## Stated exercise
Repeat the material in full. Keep every line exactly as it is.
◆ ◆ ◆ ◆ ◆
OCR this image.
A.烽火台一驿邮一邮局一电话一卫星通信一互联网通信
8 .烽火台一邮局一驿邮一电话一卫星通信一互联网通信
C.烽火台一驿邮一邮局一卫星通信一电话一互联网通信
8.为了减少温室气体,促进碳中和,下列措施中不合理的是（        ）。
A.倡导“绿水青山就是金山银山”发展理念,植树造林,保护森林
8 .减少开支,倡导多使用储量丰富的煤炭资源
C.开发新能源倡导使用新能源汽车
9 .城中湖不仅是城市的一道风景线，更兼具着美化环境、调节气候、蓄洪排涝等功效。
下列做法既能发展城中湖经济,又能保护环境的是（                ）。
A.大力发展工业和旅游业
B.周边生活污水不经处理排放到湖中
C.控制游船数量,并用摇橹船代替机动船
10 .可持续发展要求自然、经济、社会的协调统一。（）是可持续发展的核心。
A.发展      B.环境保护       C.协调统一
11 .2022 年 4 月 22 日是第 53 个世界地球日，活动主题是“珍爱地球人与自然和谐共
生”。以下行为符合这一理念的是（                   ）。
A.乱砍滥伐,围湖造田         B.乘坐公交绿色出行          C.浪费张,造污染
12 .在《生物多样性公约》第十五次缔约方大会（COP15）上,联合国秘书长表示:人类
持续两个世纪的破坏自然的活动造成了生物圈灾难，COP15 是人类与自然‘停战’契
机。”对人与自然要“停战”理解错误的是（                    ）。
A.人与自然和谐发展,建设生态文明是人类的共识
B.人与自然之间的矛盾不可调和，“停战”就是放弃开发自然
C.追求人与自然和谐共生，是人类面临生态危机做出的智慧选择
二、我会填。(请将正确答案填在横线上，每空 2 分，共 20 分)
◆ ◆ ◆ ◆ ◆
## Response below
OCR this image.
A.烽火台一驿邮一邮局一电话一卫星通信一互联网通信
8 .烽火台一邮局一驿邮一电话一卫星通信一互联网通信
C.烽火台一驿邮一邮局一卫星通信一电话一互联网通信
8.为了减少温室气体,促进碳中和,下列措施中不合理的是（        ）。
A.倡导“绿水青山就是金山银山”发展理念,植树造林,保护森林
8 .减少开支,倡导多使用储量丰富的煤炭资源
C.开发新能源倡导使用新能源汽车
9 .城中湖不仅是城市的一道风景线，更兼具着美化环境、调节气候、蓄洪排涝等功效。
下列做法既能发展城中湖经济,又能保护环境的是（                ）。
A.大力发展工业和旅游业
B.周边生活污水不经处理排放到湖中
C.控制游船数量,并用摇橹船代替机动船
10 .可持续发展要求自然、经济、社会的协调统一。（）是可持续发展的核心。
A.发展      B.环境保护       C.协调统一
11 .2022 年 4 月 22 日是第 53 个世界地球日，活动主题是“珍爱地球人与自然和谐共
生”。以下行为符合这一理念的是（                   ）。
A.乱砍滥伐,围湖造田         B.乘坐公交绿色出行          C.浪费张,造污染
12 .在《生物多样性公约》第十五次缔约方大会（COP15）上,联合国秘书长表示:人类
持续两个世纪的破坏自然的活动造成了生物圈灾难，COP15 是人类与自然‘停战’契
机。”对人与自然要“停战”理解错误的是（                    ）。
A.人与自然和谐发展,建设生态文明是人类的共识
B.人与自然之间的矛盾不可调和，“停战”就是放弃开发自然
C.追求人与自然和谐共生，是人类面临生态危机做出的智慧选择
二、我会填。(请将正确答案填在横线上，每空 2 分，共 20 分)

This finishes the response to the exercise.